» Data excerpts

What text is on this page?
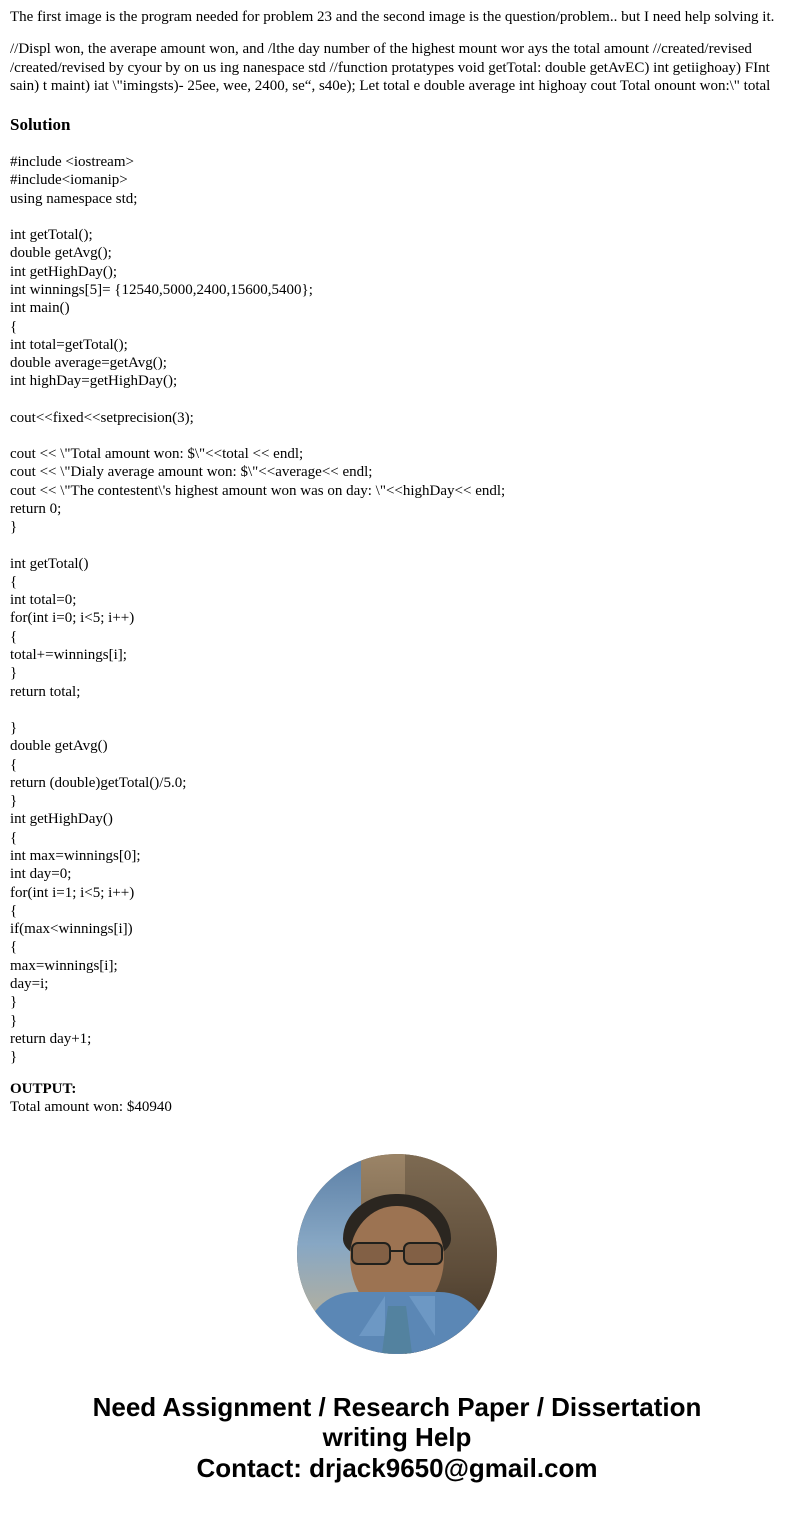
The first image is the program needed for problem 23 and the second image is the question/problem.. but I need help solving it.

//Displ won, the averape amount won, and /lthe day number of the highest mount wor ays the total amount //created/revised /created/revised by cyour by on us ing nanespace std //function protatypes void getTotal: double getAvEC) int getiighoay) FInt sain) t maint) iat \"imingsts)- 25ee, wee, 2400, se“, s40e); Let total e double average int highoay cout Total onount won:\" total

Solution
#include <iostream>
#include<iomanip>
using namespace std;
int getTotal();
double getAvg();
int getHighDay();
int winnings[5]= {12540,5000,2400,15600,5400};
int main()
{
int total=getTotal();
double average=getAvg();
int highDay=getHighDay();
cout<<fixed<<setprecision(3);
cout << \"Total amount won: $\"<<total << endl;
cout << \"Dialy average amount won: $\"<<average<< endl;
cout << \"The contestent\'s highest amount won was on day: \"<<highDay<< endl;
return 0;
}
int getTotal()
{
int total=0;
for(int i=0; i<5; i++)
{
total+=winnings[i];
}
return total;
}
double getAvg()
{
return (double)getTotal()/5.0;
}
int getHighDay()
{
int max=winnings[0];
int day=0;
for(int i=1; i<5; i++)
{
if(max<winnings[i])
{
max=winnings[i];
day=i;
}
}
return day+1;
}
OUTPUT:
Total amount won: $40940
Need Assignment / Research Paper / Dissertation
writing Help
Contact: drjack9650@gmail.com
---
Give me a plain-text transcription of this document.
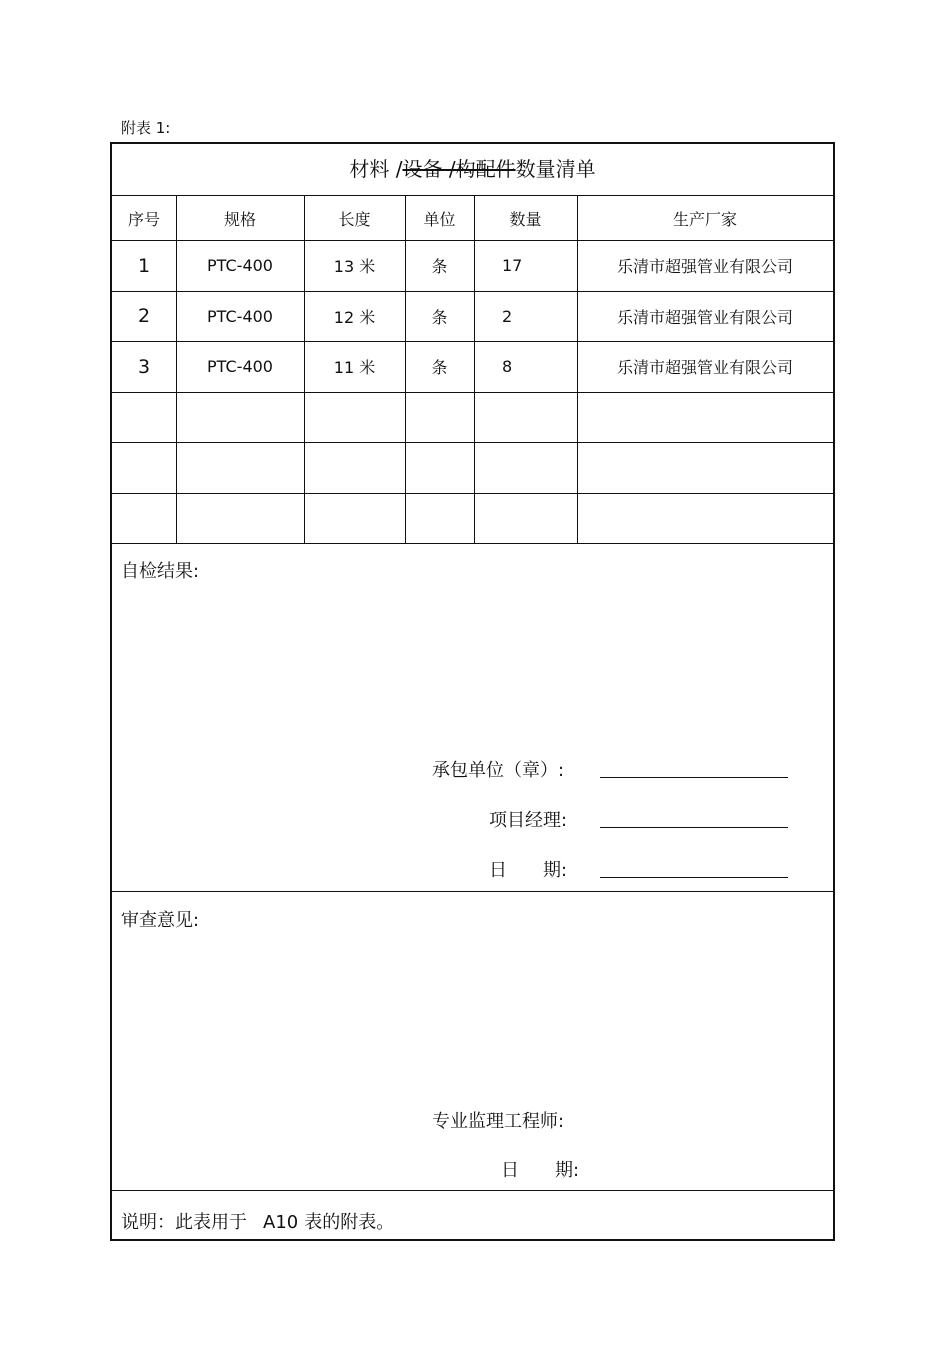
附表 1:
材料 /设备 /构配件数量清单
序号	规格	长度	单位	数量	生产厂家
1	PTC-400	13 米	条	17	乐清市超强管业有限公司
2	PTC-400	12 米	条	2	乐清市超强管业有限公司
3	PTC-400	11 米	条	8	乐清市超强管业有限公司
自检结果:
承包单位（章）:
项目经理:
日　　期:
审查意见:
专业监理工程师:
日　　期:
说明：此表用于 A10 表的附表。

» Set problem
Scan the entries above for the word "double" and collect each line holding it.

» Solution for this problem
//Displ won, the averape amount won, and /lthe day number of the highest mount wor ays the total amount //created/revised /created/revised by cyour by on us ing nanespace std //function protatypes void getTotal: double getAvEC) int getiighoay) FInt sain) t maint) iat \"imingsts)- 25ee, wee, 2400, se“, s40e); Let total e double average int highoay cout Total onount won:\" total
double getAvg();
double average=getAvg();
double getAvg()
return (double)getTotal()/5.0;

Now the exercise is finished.